Available data.
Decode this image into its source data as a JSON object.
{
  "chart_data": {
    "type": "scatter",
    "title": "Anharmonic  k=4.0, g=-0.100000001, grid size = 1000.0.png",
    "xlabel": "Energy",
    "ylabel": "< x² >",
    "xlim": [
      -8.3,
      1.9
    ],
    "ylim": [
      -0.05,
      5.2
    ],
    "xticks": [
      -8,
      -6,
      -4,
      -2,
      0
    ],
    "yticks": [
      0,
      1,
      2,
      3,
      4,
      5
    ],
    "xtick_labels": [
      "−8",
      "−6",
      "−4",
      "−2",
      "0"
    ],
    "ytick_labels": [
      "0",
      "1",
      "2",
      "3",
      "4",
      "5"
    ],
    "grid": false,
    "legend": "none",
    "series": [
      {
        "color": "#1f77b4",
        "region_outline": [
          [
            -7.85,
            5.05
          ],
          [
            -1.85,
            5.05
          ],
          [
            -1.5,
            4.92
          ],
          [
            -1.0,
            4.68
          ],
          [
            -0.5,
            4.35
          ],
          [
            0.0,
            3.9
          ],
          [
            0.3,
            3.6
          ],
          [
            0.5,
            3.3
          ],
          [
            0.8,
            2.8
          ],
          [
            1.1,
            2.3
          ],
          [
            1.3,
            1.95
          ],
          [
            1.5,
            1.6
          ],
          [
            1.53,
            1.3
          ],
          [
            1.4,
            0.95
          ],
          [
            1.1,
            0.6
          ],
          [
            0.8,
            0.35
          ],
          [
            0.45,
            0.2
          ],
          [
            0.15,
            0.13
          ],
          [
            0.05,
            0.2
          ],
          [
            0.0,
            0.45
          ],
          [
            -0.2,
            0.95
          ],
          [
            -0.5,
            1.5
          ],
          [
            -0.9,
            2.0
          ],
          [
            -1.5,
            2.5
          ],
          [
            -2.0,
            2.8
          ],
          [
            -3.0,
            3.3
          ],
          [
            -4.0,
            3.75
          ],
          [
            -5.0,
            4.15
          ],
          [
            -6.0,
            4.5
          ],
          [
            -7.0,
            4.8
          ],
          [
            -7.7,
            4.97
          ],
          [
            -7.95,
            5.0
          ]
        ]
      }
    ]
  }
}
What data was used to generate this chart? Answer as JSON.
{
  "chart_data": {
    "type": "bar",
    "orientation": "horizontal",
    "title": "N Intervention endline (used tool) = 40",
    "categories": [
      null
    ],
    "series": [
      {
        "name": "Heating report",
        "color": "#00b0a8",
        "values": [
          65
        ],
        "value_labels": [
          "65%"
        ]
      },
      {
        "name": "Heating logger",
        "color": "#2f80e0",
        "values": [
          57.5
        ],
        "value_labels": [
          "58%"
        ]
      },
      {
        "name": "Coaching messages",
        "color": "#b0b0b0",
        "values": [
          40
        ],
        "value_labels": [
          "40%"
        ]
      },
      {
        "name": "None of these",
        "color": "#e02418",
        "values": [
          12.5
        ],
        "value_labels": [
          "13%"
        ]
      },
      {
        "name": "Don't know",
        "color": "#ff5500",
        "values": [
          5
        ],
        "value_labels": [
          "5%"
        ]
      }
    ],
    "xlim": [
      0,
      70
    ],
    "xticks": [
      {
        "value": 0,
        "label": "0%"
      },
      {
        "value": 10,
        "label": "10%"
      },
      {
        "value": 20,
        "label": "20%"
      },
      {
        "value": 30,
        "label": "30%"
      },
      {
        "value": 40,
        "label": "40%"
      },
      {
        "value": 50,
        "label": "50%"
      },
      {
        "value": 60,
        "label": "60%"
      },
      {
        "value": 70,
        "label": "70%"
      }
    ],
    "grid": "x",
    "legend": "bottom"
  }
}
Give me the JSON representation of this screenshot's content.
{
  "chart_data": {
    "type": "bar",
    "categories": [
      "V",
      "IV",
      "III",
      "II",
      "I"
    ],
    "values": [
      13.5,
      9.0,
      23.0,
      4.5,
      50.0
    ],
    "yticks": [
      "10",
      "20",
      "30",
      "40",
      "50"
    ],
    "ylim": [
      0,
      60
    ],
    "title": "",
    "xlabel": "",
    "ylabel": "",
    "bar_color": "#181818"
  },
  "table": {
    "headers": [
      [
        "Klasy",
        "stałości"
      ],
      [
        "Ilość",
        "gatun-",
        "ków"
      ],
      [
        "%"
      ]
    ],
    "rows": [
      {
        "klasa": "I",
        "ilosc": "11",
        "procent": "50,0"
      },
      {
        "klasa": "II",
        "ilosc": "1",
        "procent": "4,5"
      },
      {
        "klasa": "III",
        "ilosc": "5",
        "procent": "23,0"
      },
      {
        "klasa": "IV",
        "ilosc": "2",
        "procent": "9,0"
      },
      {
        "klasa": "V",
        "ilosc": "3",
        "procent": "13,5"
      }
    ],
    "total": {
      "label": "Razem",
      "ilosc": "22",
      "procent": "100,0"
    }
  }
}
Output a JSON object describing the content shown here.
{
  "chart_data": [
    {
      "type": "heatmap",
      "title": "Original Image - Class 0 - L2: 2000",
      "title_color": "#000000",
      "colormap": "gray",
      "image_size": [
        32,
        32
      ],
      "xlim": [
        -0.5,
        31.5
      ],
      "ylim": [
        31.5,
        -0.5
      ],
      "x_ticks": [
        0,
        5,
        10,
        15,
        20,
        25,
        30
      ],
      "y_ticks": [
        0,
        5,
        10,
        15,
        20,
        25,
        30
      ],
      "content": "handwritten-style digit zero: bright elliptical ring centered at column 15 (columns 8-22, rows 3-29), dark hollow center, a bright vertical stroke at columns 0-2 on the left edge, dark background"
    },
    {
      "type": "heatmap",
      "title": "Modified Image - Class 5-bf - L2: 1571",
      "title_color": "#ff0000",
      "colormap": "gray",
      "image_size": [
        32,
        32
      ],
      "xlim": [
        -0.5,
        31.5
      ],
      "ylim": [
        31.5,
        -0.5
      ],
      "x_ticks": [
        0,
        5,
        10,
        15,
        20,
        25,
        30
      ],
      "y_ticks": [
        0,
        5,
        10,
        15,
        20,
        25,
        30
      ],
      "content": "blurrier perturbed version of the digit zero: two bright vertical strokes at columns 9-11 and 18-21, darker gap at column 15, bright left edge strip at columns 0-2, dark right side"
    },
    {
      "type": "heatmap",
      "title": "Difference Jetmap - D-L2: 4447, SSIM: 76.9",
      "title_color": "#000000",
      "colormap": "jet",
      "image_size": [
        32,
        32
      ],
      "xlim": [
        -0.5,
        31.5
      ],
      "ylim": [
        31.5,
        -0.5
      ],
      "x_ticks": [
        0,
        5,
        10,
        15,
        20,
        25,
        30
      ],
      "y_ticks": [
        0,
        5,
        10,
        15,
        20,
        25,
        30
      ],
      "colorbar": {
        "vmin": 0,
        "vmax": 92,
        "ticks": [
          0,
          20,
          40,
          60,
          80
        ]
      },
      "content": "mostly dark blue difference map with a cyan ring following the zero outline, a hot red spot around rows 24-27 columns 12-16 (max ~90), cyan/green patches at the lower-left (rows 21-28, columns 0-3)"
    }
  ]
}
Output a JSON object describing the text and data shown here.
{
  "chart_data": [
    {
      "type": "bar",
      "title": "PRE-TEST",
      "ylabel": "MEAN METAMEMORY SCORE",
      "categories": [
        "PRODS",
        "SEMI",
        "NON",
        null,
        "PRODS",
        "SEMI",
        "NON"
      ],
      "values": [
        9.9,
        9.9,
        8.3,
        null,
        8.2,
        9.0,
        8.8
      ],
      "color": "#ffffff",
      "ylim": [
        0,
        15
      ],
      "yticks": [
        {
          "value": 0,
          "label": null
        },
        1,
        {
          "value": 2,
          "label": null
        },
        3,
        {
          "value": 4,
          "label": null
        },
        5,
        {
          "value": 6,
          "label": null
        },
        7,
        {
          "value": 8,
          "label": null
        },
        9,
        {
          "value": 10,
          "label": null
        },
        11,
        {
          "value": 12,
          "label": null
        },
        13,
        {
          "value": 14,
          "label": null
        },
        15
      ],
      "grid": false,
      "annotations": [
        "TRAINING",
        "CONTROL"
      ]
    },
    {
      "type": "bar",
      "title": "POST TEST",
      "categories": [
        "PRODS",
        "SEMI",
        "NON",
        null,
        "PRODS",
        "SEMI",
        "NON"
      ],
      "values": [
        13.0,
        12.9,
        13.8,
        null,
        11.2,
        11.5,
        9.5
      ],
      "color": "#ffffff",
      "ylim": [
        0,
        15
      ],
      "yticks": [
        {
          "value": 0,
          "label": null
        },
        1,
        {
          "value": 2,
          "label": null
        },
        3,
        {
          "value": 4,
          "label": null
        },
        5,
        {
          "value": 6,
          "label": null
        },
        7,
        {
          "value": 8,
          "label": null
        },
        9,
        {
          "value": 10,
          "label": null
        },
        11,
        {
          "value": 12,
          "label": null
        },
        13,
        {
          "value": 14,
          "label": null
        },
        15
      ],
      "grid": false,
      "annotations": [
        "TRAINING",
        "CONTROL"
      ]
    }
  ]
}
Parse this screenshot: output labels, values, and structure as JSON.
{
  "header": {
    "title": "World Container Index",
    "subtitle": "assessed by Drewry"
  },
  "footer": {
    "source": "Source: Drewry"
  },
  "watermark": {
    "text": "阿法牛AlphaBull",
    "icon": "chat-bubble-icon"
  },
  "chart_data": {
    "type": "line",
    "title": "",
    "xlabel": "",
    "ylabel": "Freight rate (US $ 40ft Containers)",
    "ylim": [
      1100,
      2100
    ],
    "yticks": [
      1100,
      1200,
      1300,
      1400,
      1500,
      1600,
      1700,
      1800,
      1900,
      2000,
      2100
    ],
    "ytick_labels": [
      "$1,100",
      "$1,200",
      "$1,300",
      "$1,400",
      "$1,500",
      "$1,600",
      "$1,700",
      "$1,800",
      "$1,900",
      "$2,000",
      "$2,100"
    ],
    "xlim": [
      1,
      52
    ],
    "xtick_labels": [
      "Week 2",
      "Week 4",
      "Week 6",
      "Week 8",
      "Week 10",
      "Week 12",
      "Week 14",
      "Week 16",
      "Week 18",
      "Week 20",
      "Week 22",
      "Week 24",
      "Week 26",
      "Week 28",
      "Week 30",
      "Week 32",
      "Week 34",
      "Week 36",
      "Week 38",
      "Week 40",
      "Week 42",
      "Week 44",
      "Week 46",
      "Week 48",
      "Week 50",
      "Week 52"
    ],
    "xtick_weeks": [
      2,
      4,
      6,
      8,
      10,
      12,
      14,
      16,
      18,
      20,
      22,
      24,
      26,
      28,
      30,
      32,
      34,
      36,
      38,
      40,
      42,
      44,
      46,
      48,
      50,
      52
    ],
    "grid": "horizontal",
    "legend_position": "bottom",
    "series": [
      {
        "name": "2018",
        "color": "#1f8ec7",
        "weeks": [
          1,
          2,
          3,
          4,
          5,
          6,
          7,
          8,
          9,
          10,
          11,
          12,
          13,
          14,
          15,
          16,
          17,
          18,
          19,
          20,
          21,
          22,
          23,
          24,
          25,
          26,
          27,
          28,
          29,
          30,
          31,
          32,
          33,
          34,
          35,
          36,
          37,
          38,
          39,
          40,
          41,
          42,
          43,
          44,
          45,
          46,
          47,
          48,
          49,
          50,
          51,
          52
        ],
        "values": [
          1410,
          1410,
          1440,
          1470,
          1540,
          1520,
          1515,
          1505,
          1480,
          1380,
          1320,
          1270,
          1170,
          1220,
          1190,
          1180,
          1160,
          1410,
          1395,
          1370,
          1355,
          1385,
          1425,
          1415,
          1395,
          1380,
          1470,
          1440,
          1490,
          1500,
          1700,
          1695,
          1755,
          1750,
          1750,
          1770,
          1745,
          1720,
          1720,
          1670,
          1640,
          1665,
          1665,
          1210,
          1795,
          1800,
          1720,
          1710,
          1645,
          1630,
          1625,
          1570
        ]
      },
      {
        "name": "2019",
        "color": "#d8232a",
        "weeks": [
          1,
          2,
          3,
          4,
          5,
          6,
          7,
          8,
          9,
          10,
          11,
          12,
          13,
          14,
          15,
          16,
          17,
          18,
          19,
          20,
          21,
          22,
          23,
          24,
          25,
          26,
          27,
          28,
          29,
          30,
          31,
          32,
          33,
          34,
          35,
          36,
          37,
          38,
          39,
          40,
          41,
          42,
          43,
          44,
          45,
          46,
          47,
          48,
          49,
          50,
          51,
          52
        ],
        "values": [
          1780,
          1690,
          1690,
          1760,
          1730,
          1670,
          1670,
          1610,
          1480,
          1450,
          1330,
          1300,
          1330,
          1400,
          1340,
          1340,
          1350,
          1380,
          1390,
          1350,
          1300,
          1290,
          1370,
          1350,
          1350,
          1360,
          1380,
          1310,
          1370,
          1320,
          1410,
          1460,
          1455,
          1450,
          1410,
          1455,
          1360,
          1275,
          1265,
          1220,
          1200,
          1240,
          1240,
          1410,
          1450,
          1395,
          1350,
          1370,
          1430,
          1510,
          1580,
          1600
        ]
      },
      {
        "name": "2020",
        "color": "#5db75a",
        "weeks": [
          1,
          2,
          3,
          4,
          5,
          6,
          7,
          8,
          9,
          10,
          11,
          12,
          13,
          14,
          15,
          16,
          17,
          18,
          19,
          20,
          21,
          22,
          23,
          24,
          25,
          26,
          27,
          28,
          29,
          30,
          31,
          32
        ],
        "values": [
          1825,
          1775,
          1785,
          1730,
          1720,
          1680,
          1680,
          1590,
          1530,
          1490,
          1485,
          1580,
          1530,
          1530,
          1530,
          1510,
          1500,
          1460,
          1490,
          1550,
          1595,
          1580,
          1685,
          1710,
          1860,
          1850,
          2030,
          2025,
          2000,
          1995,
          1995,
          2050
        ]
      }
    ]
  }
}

What is required. Gather up every line from the listing above in which the word "bright" occurs.

Written response.
      "content": "handwritten-style digit zero: bright elliptical ring centered at column 15 (columns 8-22, rows 3-29), dark hollow center, a bright vertical stroke at columns 0-2 on the left edge, dark background"
      "content": "blurrier perturbed version of the digit zero: two bright vertical strokes at columns 9-11 and 18-21, darker gap at column 15, bright left edge strip at columns 0-2, dark right side"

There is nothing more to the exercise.